To be done -> In the listing below, change every "x-tick-label" to "axis-tick-label" and keep everything else the same.

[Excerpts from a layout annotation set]
○ ○ ○ ○

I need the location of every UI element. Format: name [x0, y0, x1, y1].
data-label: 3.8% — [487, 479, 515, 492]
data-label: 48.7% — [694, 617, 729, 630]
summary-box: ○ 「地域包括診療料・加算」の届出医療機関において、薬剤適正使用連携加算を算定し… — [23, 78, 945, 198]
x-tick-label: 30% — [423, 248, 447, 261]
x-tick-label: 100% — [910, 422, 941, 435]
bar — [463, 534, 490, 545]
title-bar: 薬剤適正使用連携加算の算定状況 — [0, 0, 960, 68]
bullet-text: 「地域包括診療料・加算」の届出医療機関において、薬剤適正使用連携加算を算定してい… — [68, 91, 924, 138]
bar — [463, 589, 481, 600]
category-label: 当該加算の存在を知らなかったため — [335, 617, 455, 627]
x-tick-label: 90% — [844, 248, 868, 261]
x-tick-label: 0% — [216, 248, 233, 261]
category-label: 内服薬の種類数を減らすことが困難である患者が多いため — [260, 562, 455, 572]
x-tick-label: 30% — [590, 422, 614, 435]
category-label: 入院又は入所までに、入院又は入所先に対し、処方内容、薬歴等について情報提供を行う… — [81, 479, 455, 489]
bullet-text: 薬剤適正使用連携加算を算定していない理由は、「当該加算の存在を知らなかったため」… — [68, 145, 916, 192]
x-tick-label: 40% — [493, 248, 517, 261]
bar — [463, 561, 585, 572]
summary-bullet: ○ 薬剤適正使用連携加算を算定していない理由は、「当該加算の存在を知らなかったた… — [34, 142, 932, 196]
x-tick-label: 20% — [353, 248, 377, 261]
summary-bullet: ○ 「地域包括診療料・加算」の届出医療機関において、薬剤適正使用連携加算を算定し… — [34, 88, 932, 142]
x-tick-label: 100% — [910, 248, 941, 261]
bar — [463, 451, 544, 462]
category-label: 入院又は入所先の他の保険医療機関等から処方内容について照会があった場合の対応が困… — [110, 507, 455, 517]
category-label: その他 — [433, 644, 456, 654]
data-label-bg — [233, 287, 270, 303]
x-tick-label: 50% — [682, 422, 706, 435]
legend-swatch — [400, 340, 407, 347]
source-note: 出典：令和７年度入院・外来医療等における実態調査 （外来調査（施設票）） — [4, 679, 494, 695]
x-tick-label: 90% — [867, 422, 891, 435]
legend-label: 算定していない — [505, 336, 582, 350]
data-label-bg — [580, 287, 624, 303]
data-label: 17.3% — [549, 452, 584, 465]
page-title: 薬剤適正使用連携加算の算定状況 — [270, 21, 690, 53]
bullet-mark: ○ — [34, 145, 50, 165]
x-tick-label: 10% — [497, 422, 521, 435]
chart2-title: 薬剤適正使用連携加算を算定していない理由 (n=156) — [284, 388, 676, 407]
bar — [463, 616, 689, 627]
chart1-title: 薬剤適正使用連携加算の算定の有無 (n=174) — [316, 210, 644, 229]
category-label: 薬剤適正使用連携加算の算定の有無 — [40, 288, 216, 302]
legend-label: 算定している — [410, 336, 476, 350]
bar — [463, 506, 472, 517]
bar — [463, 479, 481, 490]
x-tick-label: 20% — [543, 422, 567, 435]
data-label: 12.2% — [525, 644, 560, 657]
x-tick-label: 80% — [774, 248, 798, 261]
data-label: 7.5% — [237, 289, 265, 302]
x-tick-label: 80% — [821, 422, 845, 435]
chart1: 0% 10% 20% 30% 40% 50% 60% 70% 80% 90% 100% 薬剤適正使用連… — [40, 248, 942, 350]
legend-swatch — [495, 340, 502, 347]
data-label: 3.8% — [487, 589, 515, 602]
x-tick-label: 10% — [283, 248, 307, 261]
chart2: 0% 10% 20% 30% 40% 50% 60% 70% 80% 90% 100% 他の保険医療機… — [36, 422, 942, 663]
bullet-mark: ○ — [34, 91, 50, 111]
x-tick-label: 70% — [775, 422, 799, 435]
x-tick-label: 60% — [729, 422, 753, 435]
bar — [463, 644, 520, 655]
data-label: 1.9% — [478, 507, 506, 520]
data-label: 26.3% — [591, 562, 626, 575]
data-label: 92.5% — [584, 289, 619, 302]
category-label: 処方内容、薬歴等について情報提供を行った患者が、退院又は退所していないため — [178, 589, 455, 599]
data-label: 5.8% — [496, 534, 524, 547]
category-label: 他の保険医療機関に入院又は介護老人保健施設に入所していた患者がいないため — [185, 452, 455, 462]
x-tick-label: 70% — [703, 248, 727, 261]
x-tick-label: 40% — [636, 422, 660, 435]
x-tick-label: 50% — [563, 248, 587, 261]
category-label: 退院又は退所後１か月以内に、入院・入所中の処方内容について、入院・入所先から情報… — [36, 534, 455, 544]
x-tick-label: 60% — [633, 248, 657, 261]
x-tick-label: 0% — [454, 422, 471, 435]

○ ○ ○ ○

Exercise response ->
I need the location of every UI element. Format: name [x0, y0, x1, y1].
data-label: 3.8% — [487, 479, 515, 492]
data-label: 48.7% — [694, 617, 729, 630]
summary-box: ○ 「地域包括診療料・加算」の届出医療機関において、薬剤適正使用連携加算を算定し… — [23, 78, 945, 198]
axis-tick-label: 30% — [423, 248, 447, 261]
axis-tick-label: 100% — [910, 422, 941, 435]
bar — [463, 534, 490, 545]
title-bar: 薬剤適正使用連携加算の算定状況 — [0, 0, 960, 68]
bullet-text: 「地域包括診療料・加算」の届出医療機関において、薬剤適正使用連携加算を算定してい… — [68, 91, 924, 138]
bar — [463, 589, 481, 600]
category-label: 当該加算の存在を知らなかったため — [335, 617, 455, 627]
axis-tick-label: 90% — [844, 248, 868, 261]
axis-tick-label: 0% — [216, 248, 233, 261]
category-label: 内服薬の種類数を減らすことが困難である患者が多いため — [260, 562, 455, 572]
axis-tick-label: 30% — [590, 422, 614, 435]
category-label: 入院又は入所までに、入院又は入所先に対し、処方内容、薬歴等について情報提供を行う… — [81, 479, 455, 489]
bullet-text: 薬剤適正使用連携加算を算定していない理由は、「当該加算の存在を知らなかったため」… — [68, 145, 916, 192]
axis-tick-label: 40% — [493, 248, 517, 261]
bar — [463, 561, 585, 572]
summary-bullet: ○ 薬剤適正使用連携加算を算定していない理由は、「当該加算の存在を知らなかったた… — [34, 142, 932, 196]
axis-tick-label: 20% — [353, 248, 377, 261]
summary-bullet: ○ 「地域包括診療料・加算」の届出医療機関において、薬剤適正使用連携加算を算定し… — [34, 88, 932, 142]
axis-tick-label: 100% — [910, 248, 941, 261]
bar — [463, 451, 544, 462]
category-label: 入院又は入所先の他の保険医療機関等から処方内容について照会があった場合の対応が困… — [110, 507, 455, 517]
category-label: その他 — [433, 644, 456, 654]
data-label-bg — [233, 287, 270, 303]
axis-tick-label: 50% — [682, 422, 706, 435]
legend-swatch — [400, 340, 407, 347]
source-note: 出典：令和７年度入院・外来医療等における実態調査 （外来調査（施設票）） — [4, 679, 494, 695]
axis-tick-label: 90% — [867, 422, 891, 435]
legend-label: 算定していない — [505, 336, 582, 350]
data-label-bg — [580, 287, 624, 303]
data-label: 17.3% — [549, 452, 584, 465]
page-title: 薬剤適正使用連携加算の算定状況 — [270, 21, 690, 53]
bullet-mark: ○ — [34, 145, 50, 165]
axis-tick-label: 10% — [497, 422, 521, 435]
chart2-title: 薬剤適正使用連携加算を算定していない理由 (n=156) — [284, 388, 676, 407]
bar — [463, 616, 689, 627]
chart1-title: 薬剤適正使用連携加算の算定の有無 (n=174) — [316, 210, 644, 229]
category-label: 薬剤適正使用連携加算の算定の有無 — [40, 288, 216, 302]
legend-label: 算定している — [410, 336, 476, 350]
bar — [463, 506, 472, 517]
bar — [463, 479, 481, 490]
axis-tick-label: 20% — [543, 422, 567, 435]
data-label: 12.2% — [525, 644, 560, 657]
axis-tick-label: 80% — [774, 248, 798, 261]
data-label: 7.5% — [237, 289, 265, 302]
axis-tick-label: 80% — [821, 422, 845, 435]
chart1: 0% 10% 20% 30% 40% 50% 60% 70% 80% 90% 100% 薬剤適正使用連… — [40, 248, 942, 350]
legend-swatch — [495, 340, 502, 347]
data-label: 3.8% — [487, 589, 515, 602]
axis-tick-label: 10% — [283, 248, 307, 261]
chart2: 0% 10% 20% 30% 40% 50% 60% 70% 80% 90% 100% 他の保険医療機… — [36, 422, 942, 663]
bullet-mark: ○ — [34, 91, 50, 111]
axis-tick-label: 70% — [775, 422, 799, 435]
axis-tick-label: 60% — [729, 422, 753, 435]
bar — [463, 644, 520, 655]
data-label: 1.9% — [478, 507, 506, 520]
data-label: 26.3% — [591, 562, 626, 575]
data-label: 92.5% — [584, 289, 619, 302]
category-label: 処方内容、薬歴等について情報提供を行った患者が、退院又は退所していないため — [178, 589, 455, 599]
data-label: 5.8% — [496, 534, 524, 547]
category-label: 他の保険医療機関に入院又は介護老人保健施設に入所していた患者がいないため — [185, 452, 455, 462]
axis-tick-label: 70% — [703, 248, 727, 261]
axis-tick-label: 40% — [636, 422, 660, 435]
axis-tick-label: 50% — [563, 248, 587, 261]
category-label: 退院又は退所後１か月以内に、入院・入所中の処方内容について、入院・入所先から情報… — [36, 534, 455, 544]
axis-tick-label: 60% — [633, 248, 657, 261]
axis-tick-label: 0% — [454, 422, 471, 435]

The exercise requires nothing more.